--- Text shown ---
That doesn't seem to matter to the spinners, who say I'm not giving you whole story, and the spinning continues, by the prosecutors in Dubuque, and by some in Illinois who hate cops for being cops and so lump Mike in with the rotten ones under investigation in the Chicago Police Department.
The damage had been done. The spinners were successful. The media, by and large, were silent about Mike Mette. There was a piece on WLS-TV, and one paragraph in the Tribune, and my column on Sunday, and Bob Mette watched horrified as his son was virtually ignored or painted with that broad brush being applied to corrupt and violent cops.
"Why didn't Mike become some media cause? Because he got lumped in with all the other stuff about the CPD," said Bob Mette, who joined the Chicago Police Department in 1966, retired as a detective and is now an investigator for the Cook County state's attorney.
There was that other officer who beat a female bartender in a tavern, the video of the beating a YouTube sensation. And another police fight in another tavern. And a conviction of an Outfit-connected Chicago cop.
--- Provided information ---
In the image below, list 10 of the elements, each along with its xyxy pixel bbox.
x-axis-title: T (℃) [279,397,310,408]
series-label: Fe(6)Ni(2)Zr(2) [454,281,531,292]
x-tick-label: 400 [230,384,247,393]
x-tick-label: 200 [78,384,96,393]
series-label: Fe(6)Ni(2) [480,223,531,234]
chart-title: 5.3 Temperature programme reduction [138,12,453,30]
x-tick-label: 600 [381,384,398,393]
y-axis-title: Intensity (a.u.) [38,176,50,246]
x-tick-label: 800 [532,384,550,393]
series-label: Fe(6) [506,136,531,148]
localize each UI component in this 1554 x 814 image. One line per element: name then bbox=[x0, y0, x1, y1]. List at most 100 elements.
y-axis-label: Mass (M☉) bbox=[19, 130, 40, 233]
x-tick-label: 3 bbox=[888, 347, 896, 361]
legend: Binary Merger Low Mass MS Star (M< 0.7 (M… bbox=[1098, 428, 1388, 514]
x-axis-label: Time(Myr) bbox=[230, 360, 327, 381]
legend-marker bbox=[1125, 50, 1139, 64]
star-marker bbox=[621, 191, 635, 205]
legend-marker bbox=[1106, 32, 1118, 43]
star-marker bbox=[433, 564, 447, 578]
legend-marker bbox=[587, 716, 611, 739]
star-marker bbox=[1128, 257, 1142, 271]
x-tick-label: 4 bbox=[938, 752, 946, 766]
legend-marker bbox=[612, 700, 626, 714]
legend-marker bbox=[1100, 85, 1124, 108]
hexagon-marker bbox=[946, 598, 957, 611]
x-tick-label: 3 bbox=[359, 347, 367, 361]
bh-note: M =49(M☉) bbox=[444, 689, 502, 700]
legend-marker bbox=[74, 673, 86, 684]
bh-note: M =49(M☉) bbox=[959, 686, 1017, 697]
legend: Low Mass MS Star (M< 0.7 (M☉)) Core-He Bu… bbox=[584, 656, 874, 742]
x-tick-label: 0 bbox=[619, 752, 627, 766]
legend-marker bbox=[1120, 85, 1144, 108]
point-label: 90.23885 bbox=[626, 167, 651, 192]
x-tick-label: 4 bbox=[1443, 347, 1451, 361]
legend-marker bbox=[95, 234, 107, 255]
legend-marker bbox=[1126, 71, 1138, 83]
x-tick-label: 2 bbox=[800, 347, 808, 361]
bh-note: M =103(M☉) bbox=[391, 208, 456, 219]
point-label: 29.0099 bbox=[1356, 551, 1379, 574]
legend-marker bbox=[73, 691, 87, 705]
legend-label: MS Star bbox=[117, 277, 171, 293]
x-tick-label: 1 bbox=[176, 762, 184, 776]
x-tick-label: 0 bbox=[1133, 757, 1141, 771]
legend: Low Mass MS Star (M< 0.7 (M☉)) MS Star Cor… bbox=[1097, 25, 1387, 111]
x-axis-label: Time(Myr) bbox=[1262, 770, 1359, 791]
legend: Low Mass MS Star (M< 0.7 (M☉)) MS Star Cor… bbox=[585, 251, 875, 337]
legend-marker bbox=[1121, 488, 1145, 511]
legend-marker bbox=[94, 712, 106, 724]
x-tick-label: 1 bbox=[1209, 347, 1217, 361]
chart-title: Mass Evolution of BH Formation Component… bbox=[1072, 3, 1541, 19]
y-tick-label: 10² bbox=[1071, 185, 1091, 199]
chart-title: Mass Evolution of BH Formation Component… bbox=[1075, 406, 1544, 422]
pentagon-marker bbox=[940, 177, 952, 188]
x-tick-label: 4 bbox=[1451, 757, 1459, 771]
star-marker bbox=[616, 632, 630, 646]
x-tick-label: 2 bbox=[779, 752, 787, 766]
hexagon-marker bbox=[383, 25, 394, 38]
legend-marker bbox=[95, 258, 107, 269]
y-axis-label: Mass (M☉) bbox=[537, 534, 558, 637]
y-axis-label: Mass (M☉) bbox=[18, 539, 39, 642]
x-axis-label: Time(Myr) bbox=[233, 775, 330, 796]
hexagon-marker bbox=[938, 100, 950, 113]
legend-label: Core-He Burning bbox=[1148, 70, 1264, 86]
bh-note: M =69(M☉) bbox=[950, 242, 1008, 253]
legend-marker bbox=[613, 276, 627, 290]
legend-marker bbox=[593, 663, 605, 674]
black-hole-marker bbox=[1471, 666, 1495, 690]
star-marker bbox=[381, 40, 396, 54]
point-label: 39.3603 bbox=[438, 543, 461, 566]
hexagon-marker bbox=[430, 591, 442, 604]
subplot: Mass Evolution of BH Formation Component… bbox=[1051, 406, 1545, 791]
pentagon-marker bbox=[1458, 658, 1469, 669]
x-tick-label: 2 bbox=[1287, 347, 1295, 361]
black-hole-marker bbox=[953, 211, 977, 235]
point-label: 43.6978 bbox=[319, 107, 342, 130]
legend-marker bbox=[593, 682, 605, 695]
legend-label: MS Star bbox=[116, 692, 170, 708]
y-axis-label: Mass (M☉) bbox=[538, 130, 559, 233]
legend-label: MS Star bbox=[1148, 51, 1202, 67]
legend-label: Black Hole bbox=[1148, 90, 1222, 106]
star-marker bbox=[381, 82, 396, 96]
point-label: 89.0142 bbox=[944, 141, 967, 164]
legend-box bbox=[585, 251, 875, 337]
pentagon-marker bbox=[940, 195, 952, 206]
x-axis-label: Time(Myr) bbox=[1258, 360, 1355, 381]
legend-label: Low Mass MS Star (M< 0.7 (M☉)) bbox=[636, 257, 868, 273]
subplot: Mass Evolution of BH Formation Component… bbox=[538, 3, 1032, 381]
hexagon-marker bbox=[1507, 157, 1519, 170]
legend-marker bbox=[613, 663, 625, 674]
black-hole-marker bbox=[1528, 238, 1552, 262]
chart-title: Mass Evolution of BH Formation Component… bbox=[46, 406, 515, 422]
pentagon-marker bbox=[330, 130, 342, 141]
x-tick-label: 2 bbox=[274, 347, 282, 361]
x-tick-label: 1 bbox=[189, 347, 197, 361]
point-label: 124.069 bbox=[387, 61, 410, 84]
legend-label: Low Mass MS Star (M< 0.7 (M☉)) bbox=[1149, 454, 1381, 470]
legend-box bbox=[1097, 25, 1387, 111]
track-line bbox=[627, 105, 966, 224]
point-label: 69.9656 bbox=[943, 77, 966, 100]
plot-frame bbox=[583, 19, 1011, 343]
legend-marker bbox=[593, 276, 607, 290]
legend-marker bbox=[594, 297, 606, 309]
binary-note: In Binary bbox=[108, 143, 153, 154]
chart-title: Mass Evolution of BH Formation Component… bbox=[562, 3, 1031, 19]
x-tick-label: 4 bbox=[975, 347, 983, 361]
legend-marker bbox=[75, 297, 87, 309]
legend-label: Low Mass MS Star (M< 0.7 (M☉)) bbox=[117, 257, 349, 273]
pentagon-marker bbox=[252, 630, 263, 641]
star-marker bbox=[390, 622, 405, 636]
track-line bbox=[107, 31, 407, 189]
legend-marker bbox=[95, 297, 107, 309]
---
__Your task__: Repeat word for word the stretch of the passage about Mike Mette from "That doesn't seem" through "and violent cops.". The records play no part here and can be set aside.

__Solution__:
That doesn't seem to matter to the spinners, who say I'm not giving you whole story, and the spinning continues, by the prosecutors in Dubuque, and by some in Illinois who hate cops for being cops and so lump Mike in with the rotten ones under investigation in the Chicago Police Department.
The damage had been done. The spinners were successful. The media, by and large, were silent about Mike Mette. There was a piece on WLS-TV, and one paragraph in the Tribune, and my column on Sunday, and Bob Mette watched horrified as his son was virtually ignored or painted with that broad brush being applied to corrupt and violent cops.